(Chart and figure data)
Start
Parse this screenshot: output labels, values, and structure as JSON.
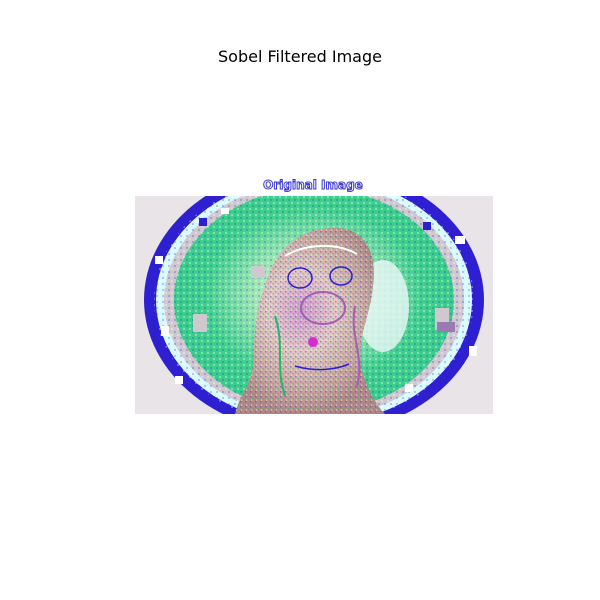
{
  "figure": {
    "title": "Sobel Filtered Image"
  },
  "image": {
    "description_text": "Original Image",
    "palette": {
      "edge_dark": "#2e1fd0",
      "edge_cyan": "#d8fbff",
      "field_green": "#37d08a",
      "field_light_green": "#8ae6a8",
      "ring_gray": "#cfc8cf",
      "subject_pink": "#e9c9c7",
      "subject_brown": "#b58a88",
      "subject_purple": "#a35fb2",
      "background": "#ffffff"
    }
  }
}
End
#### [What is expected]
Omit the pictures and output all of the other material exactly.

#### [Final result]
Parse this screenshot: output labels, values, and structure as JSON.
{
  "figure": {
    "title": "Sobel Filtered Image"
  },
  "image": {
    "description_text": "Original Image",
    "palette": {
      "edge_dark": "#2e1fd0",
      "edge_cyan": "#d8fbff",
      "field_green": "#37d08a",
      "field_light_green": "#8ae6a8",
      "ring_gray": "#cfc8cf",
      "subject_pink": "#e9c9c7",
      "subject_brown": "#b58a88",
      "subject_purple": "#a35fb2",
      "background": "#ffffff"
    }
  }
}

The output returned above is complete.